■ Records excerpted from a collection ■
- - - -

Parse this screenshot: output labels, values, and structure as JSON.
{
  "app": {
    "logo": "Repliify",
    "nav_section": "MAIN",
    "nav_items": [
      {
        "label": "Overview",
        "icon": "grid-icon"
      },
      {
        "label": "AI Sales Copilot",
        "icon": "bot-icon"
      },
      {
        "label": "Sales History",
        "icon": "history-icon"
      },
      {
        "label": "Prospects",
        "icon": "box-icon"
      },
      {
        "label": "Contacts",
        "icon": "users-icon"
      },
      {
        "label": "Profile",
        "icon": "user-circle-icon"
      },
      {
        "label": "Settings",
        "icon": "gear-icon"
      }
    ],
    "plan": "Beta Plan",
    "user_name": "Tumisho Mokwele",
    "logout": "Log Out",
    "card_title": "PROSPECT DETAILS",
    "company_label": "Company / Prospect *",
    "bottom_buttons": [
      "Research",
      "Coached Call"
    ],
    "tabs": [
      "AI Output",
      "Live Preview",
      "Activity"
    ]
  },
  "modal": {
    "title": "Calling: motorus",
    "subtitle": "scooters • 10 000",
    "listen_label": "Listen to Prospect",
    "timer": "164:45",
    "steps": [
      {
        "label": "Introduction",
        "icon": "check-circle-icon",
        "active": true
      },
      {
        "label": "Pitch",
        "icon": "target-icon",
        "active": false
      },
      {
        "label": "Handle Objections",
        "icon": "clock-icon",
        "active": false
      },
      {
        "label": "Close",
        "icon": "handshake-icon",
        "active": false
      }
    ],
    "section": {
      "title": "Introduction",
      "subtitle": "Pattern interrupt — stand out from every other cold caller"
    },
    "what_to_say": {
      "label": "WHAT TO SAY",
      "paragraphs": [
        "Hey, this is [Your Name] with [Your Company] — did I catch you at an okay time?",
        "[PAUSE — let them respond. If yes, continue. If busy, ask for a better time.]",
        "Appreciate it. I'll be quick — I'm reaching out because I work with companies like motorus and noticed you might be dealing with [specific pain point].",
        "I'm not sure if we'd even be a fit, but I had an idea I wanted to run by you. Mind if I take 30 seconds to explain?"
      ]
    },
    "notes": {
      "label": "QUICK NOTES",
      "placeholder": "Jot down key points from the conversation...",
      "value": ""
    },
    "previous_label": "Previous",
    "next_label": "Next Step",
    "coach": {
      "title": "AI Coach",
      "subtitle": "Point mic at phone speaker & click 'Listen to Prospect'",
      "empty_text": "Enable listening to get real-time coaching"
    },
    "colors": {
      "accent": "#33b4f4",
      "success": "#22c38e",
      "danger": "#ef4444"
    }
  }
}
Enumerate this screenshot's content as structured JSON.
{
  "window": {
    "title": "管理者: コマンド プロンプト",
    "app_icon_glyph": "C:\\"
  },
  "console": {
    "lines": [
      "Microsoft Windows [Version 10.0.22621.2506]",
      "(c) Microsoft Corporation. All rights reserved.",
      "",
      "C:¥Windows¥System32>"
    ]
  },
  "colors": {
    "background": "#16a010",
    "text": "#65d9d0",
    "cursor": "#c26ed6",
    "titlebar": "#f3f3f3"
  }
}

- - - -

■ Request ■
Write out every record verbatim.

■ Response to this exercise ■
Parse this screenshot: output labels, values, and structure as JSON.
{
  "app": {
    "logo": "Repliify",
    "nav_section": "MAIN",
    "nav_items": [
      {
        "label": "Overview",
        "icon": "grid-icon"
      },
      {
        "label": "AI Sales Copilot",
        "icon": "bot-icon"
      },
      {
        "label": "Sales History",
        "icon": "history-icon"
      },
      {
        "label": "Prospects",
        "icon": "box-icon"
      },
      {
        "label": "Contacts",
        "icon": "users-icon"
      },
      {
        "label": "Profile",
        "icon": "user-circle-icon"
      },
      {
        "label": "Settings",
        "icon": "gear-icon"
      }
    ],
    "plan": "Beta Plan",
    "user_name": "Tumisho Mokwele",
    "logout": "Log Out",
    "card_title": "PROSPECT DETAILS",
    "company_label": "Company / Prospect *",
    "bottom_buttons": [
      "Research",
      "Coached Call"
    ],
    "tabs": [
      "AI Output",
      "Live Preview",
      "Activity"
    ]
  },
  "modal": {
    "title": "Calling: motorus",
    "subtitle": "scooters • 10 000",
    "listen_label": "Listen to Prospect",
    "timer": "164:45",
    "steps": [
      {
        "label": "Introduction",
        "icon": "check-circle-icon",
        "active": true
      },
      {
        "label": "Pitch",
        "icon": "target-icon",
        "active": false
      },
      {
        "label": "Handle Objections",
        "icon": "clock-icon",
        "active": false
      },
      {
        "label": "Close",
        "icon": "handshake-icon",
        "active": false
      }
    ],
    "section": {
      "title": "Introduction",
      "subtitle": "Pattern interrupt — stand out from every other cold caller"
    },
    "what_to_say": {
      "label": "WHAT TO SAY",
      "paragraphs": [
        "Hey, this is [Your Name] with [Your Company] — did I catch you at an okay time?",
        "[PAUSE — let them respond. If yes, continue. If busy, ask for a better time.]",
        "Appreciate it. I'll be quick — I'm reaching out because I work with companies like motorus and noticed you might be dealing with [specific pain point].",
        "I'm not sure if we'd even be a fit, but I had an idea I wanted to run by you. Mind if I take 30 seconds to explain?"
      ]
    },
    "notes": {
      "label": "QUICK NOTES",
      "placeholder": "Jot down key points from the conversation...",
      "value": ""
    },
    "previous_label": "Previous",
    "next_label": "Next Step",
    "coach": {
      "title": "AI Coach",
      "subtitle": "Point mic at phone speaker & click 'Listen to Prospect'",
      "empty_text": "Enable listening to get real-time coaching"
    },
    "colors": {
      "accent": "#33b4f4",
      "success": "#22c38e",
      "danger": "#ef4444"
    }
  }
}
Enumerate this screenshot's content as structured JSON.
{
  "window": {
    "title": "管理者: コマンド プロンプト",
    "app_icon_glyph": "C:\\"
  },
  "console": {
    "lines": [
      "Microsoft Windows [Version 10.0.22621.2506]",
      "(c) Microsoft Corporation. All rights reserved.",
      "",
      "C:¥Windows¥System32>"
    ]
  },
  "colors": {
    "background": "#16a010",
    "text": "#65d9d0",
    "cursor": "#c26ed6",
    "titlebar": "#f3f3f3"
  }
}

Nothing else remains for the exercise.